_TEXT EXCERPT_:
+===+

CONSIDER FIRSTLY this short maxim of thru humility which Jesus gives you. Sit down in the lowest place. You must put yourself in the lowest place in your own heart and in your opinion of yourself, considering everyone else better than yourself. That this may be less difficult to your pride, consider seriously your natural imperfections, your ingratitude towards the divine goodness and your many sins. For which you have deserved to be trampled under the feet of Lucifer. This will lead you to say like David: I will be little in my own eyes. (2 Kings vi, 22.)

APPLICATION. Till now you have perhaps done the opposite. Closing your eyes to your imperfections, to your sins, to your pride, you look only at the defects of others. It is no wonder therefore that, instead of putting yourself in the last place in your own opinion, you so easily prefer yourself to others. Oh how many others there are, whom you consider your inferiors, but who before God are much better than you and will be still more so in the next life. 

AFFECTIONS AND RESOLUTIONS. Thou hast regarded my humility; thou hast saved my soul of distresses. (Ps. xxx, 8.)

 

CONSIDER SECONDLY that you should put yourself in the lowest place exteriorly also. Procure for yourself as far as it is permitted you the lowest place in all things, and rejoice when the will of others or by order of superiors you are placed there. Whenever you find yourself in a higher place, you should show great humility in your outward behaviour, manifesting the low opinion you have of yourself, and the esteeming yourself below others in talents and in merit. You must let this low opinion of yourself be so evident in your words, by being as silent as possible in everything that might turn to your own praise. Praise others at all times. Be content to be reproved for your faults, but hide those of your neighbours as much as you can.

APPLICATION.  Reflect carefully on your behaviour hitherto in this respect. You will find much to be ashamed of in your great pride.

+===+

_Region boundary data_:

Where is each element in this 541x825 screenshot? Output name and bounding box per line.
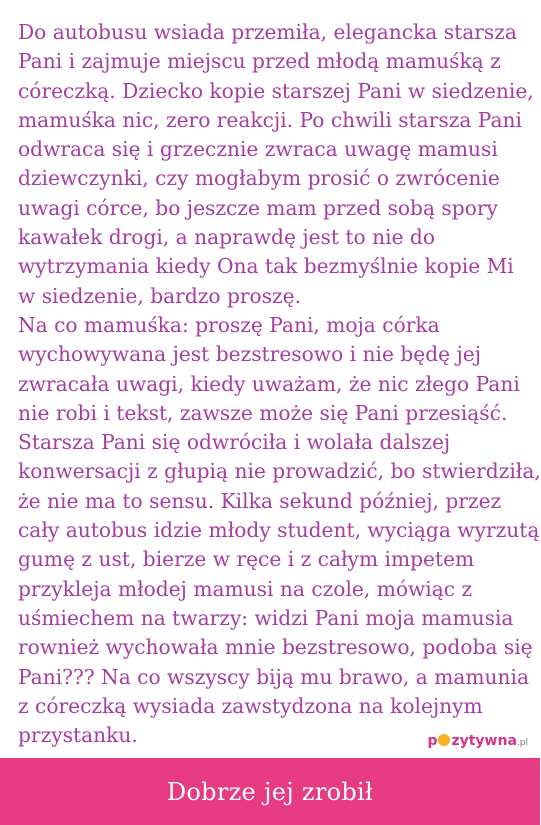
caption-text: Dobrze jej zrobił (166, 777, 374, 806)
story-line: z córeczką wysiada zawstydzona na kolejnym (18, 693, 483, 718)
smiley-icon (438, 734, 450, 746)
caption-banner (0, 758, 540, 825)
story-line: Starsza Pani się odwróciła i wolała dalszej (18, 430, 451, 455)
story-line: przykleja młodej mamusi na czole, mówiąc z (18, 576, 473, 601)
story-line: uśmiechem na twarzy: widzi Pani moja mamusia (18, 605, 514, 630)
logo-text-prefix: p (427, 733, 438, 749)
story-line: uwagi córce, bo jeszcze mam przed sobą spory (18, 195, 498, 220)
story-line: zwracała uwagi, kiedy uważam, że nic złego Pani (18, 371, 520, 396)
story-line: Na co mamuśka: proszę Pani, moja córka (18, 312, 440, 337)
story-line: Pani??? Na co wszyscy biją mu brawo, a mamunia (18, 664, 530, 689)
story-line: dziewczynki, czy mogłabym prosić o zwrócenie (18, 166, 500, 191)
story-line: rownież wychowała mnie bezstresowo, podoba się (18, 635, 533, 660)
story-line: w siedzenie, bardzo proszę. (18, 283, 302, 308)
logo-domain: .pl (516, 738, 528, 748)
story-line: cały autobus idzie młody student, wyciąga wyrzutą (18, 518, 540, 543)
pozytywna-logo (427, 733, 528, 749)
story-line: przystanku. (18, 723, 138, 748)
story-line: Do autobusu wsiada przemiła, elegancka starsza (18, 20, 517, 44)
story-line: nie robi i tekst, zawsze może się Pani przesiąść. (18, 400, 508, 425)
story-line: wychowywana jest bezstresowo i nie będę jej (18, 342, 481, 367)
story-line: córeczką. Dziecko kopie starszej Pani w siedzenie, (18, 78, 534, 103)
story-line: Pani i zajmuje miejscu przed młodą mamuśką z (18, 49, 501, 74)
story-line: mamuśka nic, zero reakcji. Po chwili starsza Pani (18, 107, 522, 132)
story-line: kawałek drogi, a naprawdę jest to nie do (18, 225, 436, 250)
story-line: gumę z ust, bierze w ręce i z całym impetem (18, 547, 475, 572)
story-line: wytrzymania kiedy Ona tak bezmyślnie kopie Mi (18, 254, 514, 279)
story-line: konwersacji z głupią nie prowadzić, bo stwierdziła, (18, 459, 541, 484)
story-line: odwraca się i grzecznie zwraca uwagę mamusi (18, 137, 498, 162)
logo-text: zytywna (451, 733, 517, 749)
story-line: że nie ma to sensu. Kilka sekund później, przez (18, 488, 502, 513)
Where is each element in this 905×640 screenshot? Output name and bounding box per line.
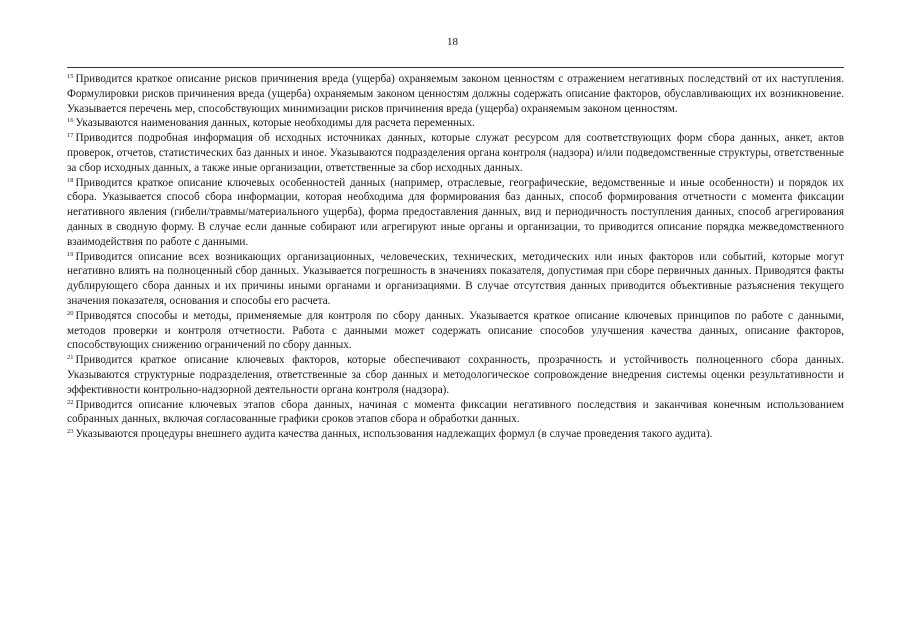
footnote-marker: 19: [67, 250, 74, 258]
footnote-text: Приводится подробная информация об исходных источниках данных, которые служат ресурсом для соответствующих форм сбора данных, анкет, актов проверок, отчетов, статистических баз данных и иное. Указываются подразделения органа контроля (надзора) и/или подведомственные структуры, ответственные за сбор исходных данных, а также иные организации, ответственные за сбор исходных данных.: [67, 132, 844, 174]
footnote-marker: 15: [67, 73, 74, 80]
footnote-text: Приводится краткое описание ключевых факторов, которые обеспечивают сохранность, прозрачность и устойчивость полноценного сбора данных. Указываются структурные подразделения, ответственные за сбор данных и методологическое сопровождение внедрения системы оценки результативности и эффективности контрольно-надзорной деятельности органа контроля (надзора).: [67, 354, 844, 396]
footnote-19: [67, 250, 844, 309]
footnote-15: [67, 72, 844, 116]
footnote-22: [67, 398, 844, 428]
footnote-text: Указываются наименования данных, которые необходимы для расчета переменных.: [75, 117, 475, 130]
footnote-text: Указываются процедуры внешнего аудита качества данных, использования надлежащих формул (в случае проведения такого аудита).: [75, 428, 713, 441]
footnote-marker: 17: [67, 132, 74, 140]
footnote-text: Приводится описание всех возникающих организационных, человеческих, технических, методических или иных факторов или событий, которые могут негативно влиять на полноценный сбор данных. Указывается погрешность в значениях показателя, допустимая при сборе первичных данных. Приводятся факты дублирующего сбора данных и их причины иными органами и организациями. В случае отсутствия данных приводится объективные разъяснения текущего значения показателя, основания и способы его расчета.: [67, 250, 844, 307]
footnote-separator: [67, 67, 844, 68]
footnote-text: Приводится описание ключевых этапов сбора данных, начиная с момента фиксации негативного последствия и заканчивая конечным использованием собранных данных, включая согласованные графики сроков этапов сбора и обработки данных.: [67, 398, 844, 426]
footnote-21: [67, 353, 844, 397]
footnote-marker: 16: [67, 117, 74, 125]
footnote-marker: 18: [67, 176, 74, 184]
footnotes-block: [67, 72, 844, 442]
footnote-23: [67, 427, 844, 442]
footnote-marker: 21: [67, 354, 74, 362]
footnote-marker: 22: [67, 398, 74, 406]
page-number: 18: [447, 36, 458, 48]
footnote-17: [67, 131, 844, 175]
footnote-text: Приводится краткое описание рисков причинения вреда (ущерба) охраняемым законом ценностям с отражением негативных последствий от их наступления. Формулировки рисков причинения вреда (ущерба) охраняемым законом ценностям должны содержать описание факторов, обуславливающих их возникновение. Указывается перечень мер, способствующих минимизации рисков причинения вреда (ущерба) охраняемым законом ценностям.: [67, 73, 844, 115]
footnote-marker: 20: [67, 309, 74, 317]
footnote-16: [67, 116, 844, 131]
footnote-20: [67, 309, 844, 353]
footnote-text: Приводятся способы и методы, применяемые для контроля по сбору данных. Указывается краткое описание ключевых принципов по работе с данными, методов проверки и контроля отчетности. Работа с данными может содержать описание способов улучшения качества данных, описание факторов, способствующих снижению ограничений по сбору данных.: [67, 309, 844, 352]
footnote-text: Приводится краткое описание ключевых особенностей данных (например, отраслевые, географические, ведомственные и иные особенности) и порядок их сбора. Указывается способ сбора информации, которая необходима для формирования баз данных, способ формирования отчетности с момента фиксации негативного явления (гибели/травмы/материального ущерба), форма предоставления данных, вид и периодичность поступления данных, способ агрегирования данных в сводную форму. В случае если данные собирают или агрегируют иные органы и организации, то приводится описание порядка межведомственного взаимодействия по работе с данными.: [67, 176, 844, 248]
footnote-18: [67, 176, 844, 250]
footnote-marker: 23: [67, 428, 74, 436]
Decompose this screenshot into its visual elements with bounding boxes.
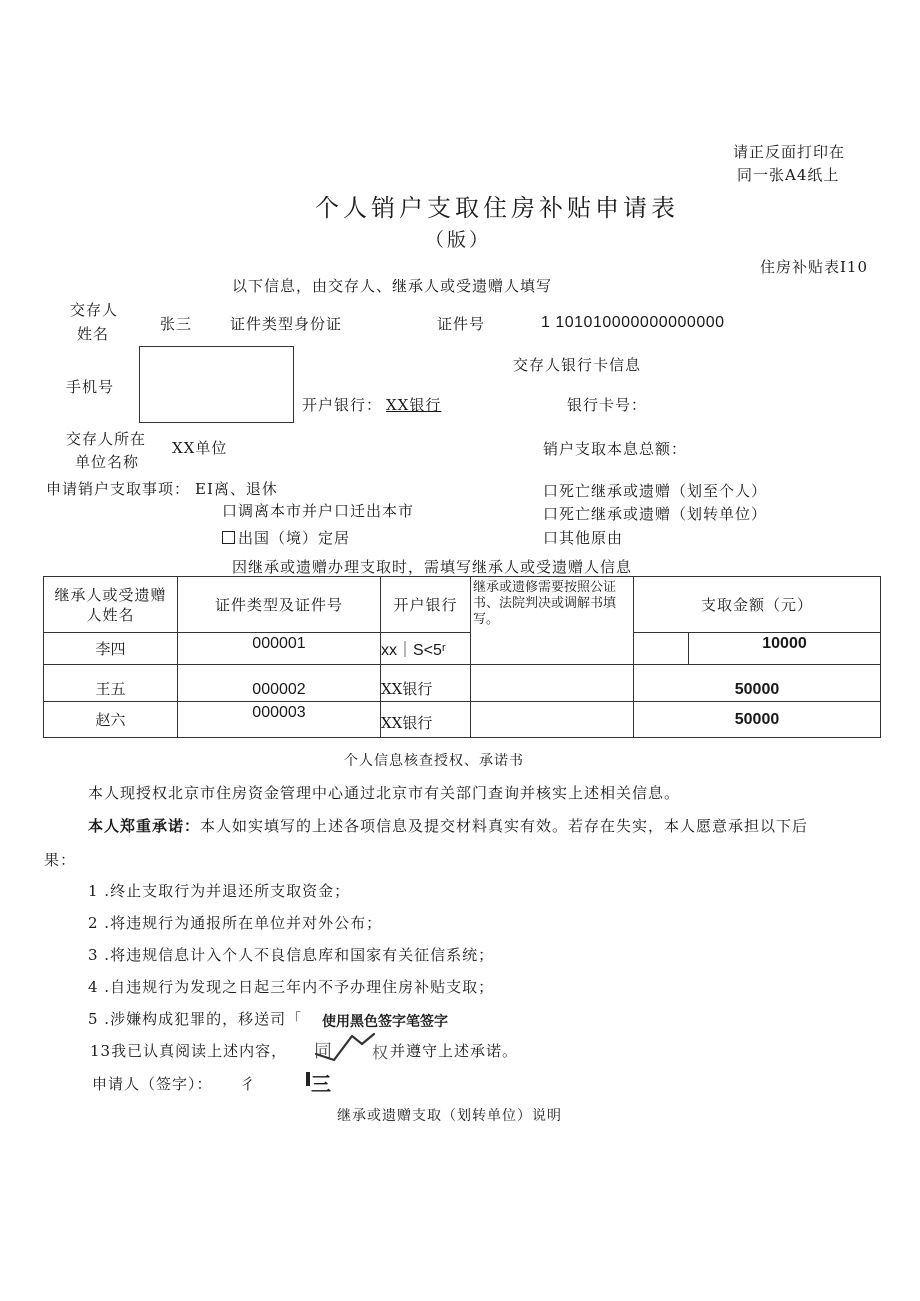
promise-item-4: 4 .自违规行为发现之日起三年内不予办理住房补贴支取； (88, 978, 495, 996)
auth-text: 本人现授权北京市住房资金管理中心通过北京市有关部门查询并核实上述相关信息。 (88, 784, 681, 802)
row-bank[interactable]: XX银行 (381, 665, 471, 702)
option-retire[interactable]: EI离、退休 (195, 480, 278, 498)
applicant-mark: 彳 (240, 1075, 257, 1093)
header-bank: 开户银行 (381, 577, 471, 633)
applicant-label: 申请人（签字）： (92, 1075, 213, 1093)
id-no-label: 证件号 (437, 315, 486, 333)
table-row (44, 702, 881, 738)
form-subtitle: （版） (425, 229, 492, 251)
bank-card-header: 交存人银行卡信息 (513, 356, 642, 374)
form-title: 个人销户支取住房补贴申请表 (315, 194, 679, 222)
employer-label-1: 交存人所在 (66, 430, 147, 448)
row-id[interactable]: 000003 (178, 702, 381, 738)
row-bank[interactable]: XX银行 (381, 702, 471, 738)
row-name[interactable]: 王五 (44, 665, 178, 702)
promise-cont: 果： (44, 851, 77, 869)
total-label: 销户支取本息总额： (543, 440, 688, 458)
read-suffix: 并遵守上述承诺。 (390, 1042, 519, 1060)
row-amount[interactable]: 50000 (634, 665, 881, 702)
checkbox-icon (222, 531, 235, 544)
option-abroad-label: 出国（境）定居 (238, 529, 351, 547)
row-id[interactable]: 000002 (178, 665, 381, 702)
table-row (44, 633, 881, 665)
promise-line (88, 815, 808, 836)
bank-label: 开户银行： (302, 396, 383, 414)
header-id: 证件类型及证件号 (178, 577, 381, 633)
row-bank[interactable]: xx｜S<5ʳ (381, 633, 471, 665)
section2-header: 因继承或遗赠办理支取时，需填写继承人或受遗赠人信息 (232, 558, 633, 576)
stamp-char-2: 权 (372, 1043, 389, 1062)
signature-scribble-icon (312, 1030, 376, 1066)
depositor-name-label-2: 姓名 (77, 325, 110, 343)
employer-value[interactable]: XX单位 (172, 439, 228, 457)
row-note (471, 702, 634, 738)
print-note-line2: 同一张A4纸上 (737, 166, 840, 184)
header-heir-name: 继承人或受遗赠人姓名 (44, 577, 178, 633)
row-note (471, 665, 634, 702)
card-no-label: 银行卡号： (567, 396, 648, 414)
row-name[interactable]: 李四 (44, 633, 178, 665)
matters-label: 申请销户支取事项： (46, 480, 191, 498)
section1-header: 以下信息，由交存人、继承人或受遗赠人填写 (232, 277, 553, 295)
row-amount[interactable]: 50000 (634, 702, 881, 738)
promise-text: 本人如实填写的上述各项信息及提交材料真实有效。若存在失实，本人愿意承担以下后 (200, 817, 809, 835)
promise-item-5: 5 .涉嫌构成犯罪的，移送司「 (88, 1010, 303, 1028)
promise-bold: 本人郑重承诺： (88, 817, 201, 835)
depositor-name-value[interactable]: 张三 (160, 315, 193, 333)
option-death-unit[interactable]: 口死亡继承或遗赠（划转单位） (543, 505, 768, 523)
signature-stroke (306, 1072, 310, 1086)
form-code: 住房补贴表I10 (760, 258, 869, 276)
depositor-name-label-1: 交存人 (70, 301, 119, 319)
row-blank (634, 633, 689, 665)
option-transfer[interactable]: 口调离本市并户口迁出本市 (222, 502, 415, 520)
read-prefix: 13我已认真阅读上述内容， (90, 1042, 288, 1060)
heirs-table (43, 576, 881, 738)
row-id[interactable]: 000001 (178, 633, 381, 665)
option-abroad[interactable] (222, 527, 350, 548)
header-note-cell (471, 577, 634, 665)
option-death-personal[interactable]: 口死亡继承或遗赠（划至个人） (543, 482, 768, 500)
bank-value[interactable]: XX银行 (386, 396, 442, 414)
header-note: 继承或遗修需要按照公证书、法院判决或调解书填写。 (473, 579, 617, 626)
row-amount[interactable]: 10000 (689, 633, 881, 665)
footer-heading: 继承或遗赠支取（划转单位）说明 (337, 1108, 562, 1124)
promise-item-2: 2 .将违规行为通报所在单位并对外公布； (88, 914, 383, 932)
phone-input-box[interactable] (139, 346, 294, 423)
promise-item-1: 1 .终止支取行为并退还所支取资金； (88, 882, 351, 900)
row-name[interactable]: 赵六 (44, 702, 178, 738)
print-note-line1: 请正反面打印在 (733, 143, 846, 161)
phone-label: 手机号 (66, 378, 115, 396)
employer-label-2: 单位名称 (75, 453, 140, 471)
option-other[interactable]: 口其他原由 (543, 529, 624, 547)
header-amount: 支取金额（元） (634, 577, 881, 633)
table-row (44, 665, 881, 702)
id-type-label: 证件类型身份证 (230, 315, 343, 333)
stamp-char-1: 同 (314, 1041, 332, 1062)
signature-instruction: 使用黑色签字笔签字 (322, 1013, 448, 1029)
id-no-value[interactable]: 1 101010000000000000 (541, 314, 725, 331)
applicant-signature[interactable]: 三 (311, 1072, 331, 1096)
consent-title: 个人信息核查授权、承诺书 (344, 753, 524, 769)
promise-item-3: 3 .将违规信息计入个人不良信息库和国家有关征信系统； (88, 946, 495, 964)
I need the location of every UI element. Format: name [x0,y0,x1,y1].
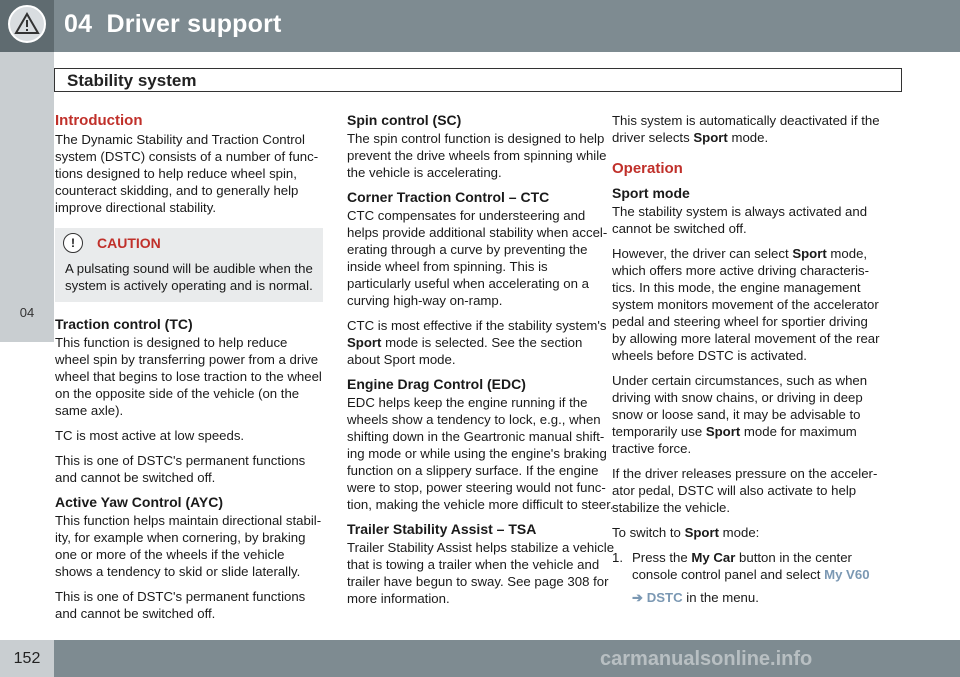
deactivation-text: This system is automatically deactivated if the driver selects Sport mode. [612,113,880,145]
ayc-text-2: This is one of DSTC's permanent functions and cannot be switched off. [55,589,306,621]
tc-text-2: TC is most active at low speeds. [55,428,245,443]
tsa-heading: Trailer Stability Assist – TSA [347,521,537,537]
sport-mode-heading: Sport mode [612,185,690,201]
sport-text-4: If the driver releases pressure on the acceler-ator pedal, DSTC will also activate to help stabilize the vehicle. [612,466,878,515]
step-number: 1. [612,550,623,565]
column-2 [347,112,615,615]
caution-text: A pulsating sound will be audible when the system is actively operating and is normal. [65,261,313,293]
warning-triangle-icon [8,5,46,43]
side-tab [0,52,54,342]
tc-text-1: This function is designed to help reduce wheel spin by transferring power from a drive wheel that begins to lose traction to the wheel on the opposite side of the vehicle (on the same axle). [55,335,322,418]
header-spacer [92,10,106,38]
page-number: 152 [13,650,41,667]
tsa-text: Trailer Stability Assist helps stabilize a vehicle that is towing a trailer when the vehicle and trailer have begun to sway. See page 308 for more information. [347,540,615,606]
dstc-menu-item: DSTC [646,590,683,605]
caution-box [55,228,323,302]
ayc-text-1: This function helps maintain directional stabil-ity, for example when cornering, by braking one or more of the wheels if the vehicle shows a tendency to skid or slide laterally. [55,513,322,579]
edc-text: EDC helps keep the engine running if the wheels show a tendency to lock, e.g., when shifting down in the Geartronic manual shift-ing mode or while using the engine's braking function on a slippery surface. If the engine were to stop, power steering would not func-tion, making the vehicle more difficult to steer. [347,395,614,512]
caution-title: CAUTION [97,234,161,251]
watermark: carmanualsonline.info [600,648,813,670]
sport-text-3: Under certain circumstances, such as when driving with snow chains, or driving in deep snow or loose sand, it may be advisable to temporarily use Sport mode for maximum tractive force. [612,373,868,456]
exclamation-icon: ! [63,233,83,253]
operation-heading: Operation [612,160,683,177]
section-header [54,68,902,92]
footer-bar [0,640,960,677]
side-tab-number: 04 [19,305,35,320]
header-icon-panel [0,0,54,52]
sport-text-1: The stability system is always activated and cannot be switched off. [612,204,868,236]
tc-text-3: This is one of DSTC's permanent functions and cannot be switched off. [55,453,306,485]
edc-heading: Engine Drag Control (EDC) [347,376,526,392]
ayc-heading: Active Yaw Control (AYC) [55,494,224,510]
ctc-text-2: CTC is most effective if the stability system's Sport mode is selected. See the section about Sport mode. [347,318,607,367]
sport-text-2: However, the driver can select Sport mode, which offers more active driving characteris-tics. In this mode, the engine management system monitors movement of the accelerator pedal and steering wheel for sportier driving by allowing more lateral movement of the rear wheels before DSTC is activated. [612,246,880,363]
introduction-heading: Introduction [55,112,143,129]
introduction-text: The Dynamic Stability and Traction Control system (DSTC) consists of a number of func-tions designed to help reduce wheel spin, counteract skidding, and to generally help improve directional stability. [55,132,319,215]
column-3 [612,112,880,606]
step-1 [612,549,880,583]
ctc-text-1: CTC compensates for understeering and helps provide additional stability when accel-erating through a curve by preventing the inside wheel from spinning. This is particularly useful when accelerating on a curving high-way on-ramp. [347,208,608,308]
menu-path: ➔ DSTC in the menu. [632,590,759,605]
section-title: Stability system [67,71,197,90]
tc-heading: Traction control (TC) [55,316,193,332]
step-text: Press the My Car button in the center console control panel and select My V60 [632,550,870,582]
sport-text-5: To switch to Sport mode: [612,525,760,540]
chapter-title: 04 Driver support [64,10,282,38]
ctc-heading: Corner Traction Control – CTC [347,189,550,205]
arrow-icon: ➔ [632,590,644,605]
column-1 [55,112,323,630]
sc-heading: Spin control (SC) [347,112,462,128]
sc-text: The spin control function is designed to help prevent the drive wheels from spinning while the vehicle is accelerating. [347,131,607,180]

+===+

_REQUIRED WORK_:
a - Say whether each statement agrees with the meditation on humility, answering yes or no and quoting the deciding words of the text: (i) it tells the reader to put oneself in the lowest place in one's own heart; (ii) it tells the reader to make the faults of neighbors known; (iii) it tells the reader to praise others only now and then.
b - Set down, without any changes, the lines of the records between the line holding "deactivation-text: This system" and the line holding "tc-text-1: This function", inclusive.

_RESPONSES FOR EACH TASK_:
a -
(i) Yes: "You must put yourself in the lowest place in your own heart and in your opinion of yourself"
(ii) No: "hide those of your neighbours as much as you can."
(iii) No: "Praise others at all times."

b -
deactivation-text: This system is automatically deactivated if the driver selects Sport mode. [612,113,880,145]
ayc-text-2: This is one of DSTC's permanent functions and cannot be switched off. [55,589,306,621]
tc-text-2: TC is most active at low speeds. [55,428,245,443]
tsa-heading: Trailer Stability Assist – TSA [347,521,537,537]
sport-mode-heading: Sport mode [612,185,690,201]
sport-text-4: If the driver releases pressure on the acceler-ator pedal, DSTC will also activate to help stabilize the vehicle. [612,466,878,515]
step-number: 1. [612,550,623,565]
column-2 [347,112,615,615]
caution-text: A pulsating sound will be audible when the system is actively operating and is normal. [65,261,313,293]
warning-triangle-icon [8,5,46,43]
side-tab [0,52,54,342]
tc-text-1: This function is designed to help reduce wheel spin by transferring power from a drive wheel that begins to lose traction to the wheel on the opposite side of the vehicle (on the same axle). [55,335,322,418]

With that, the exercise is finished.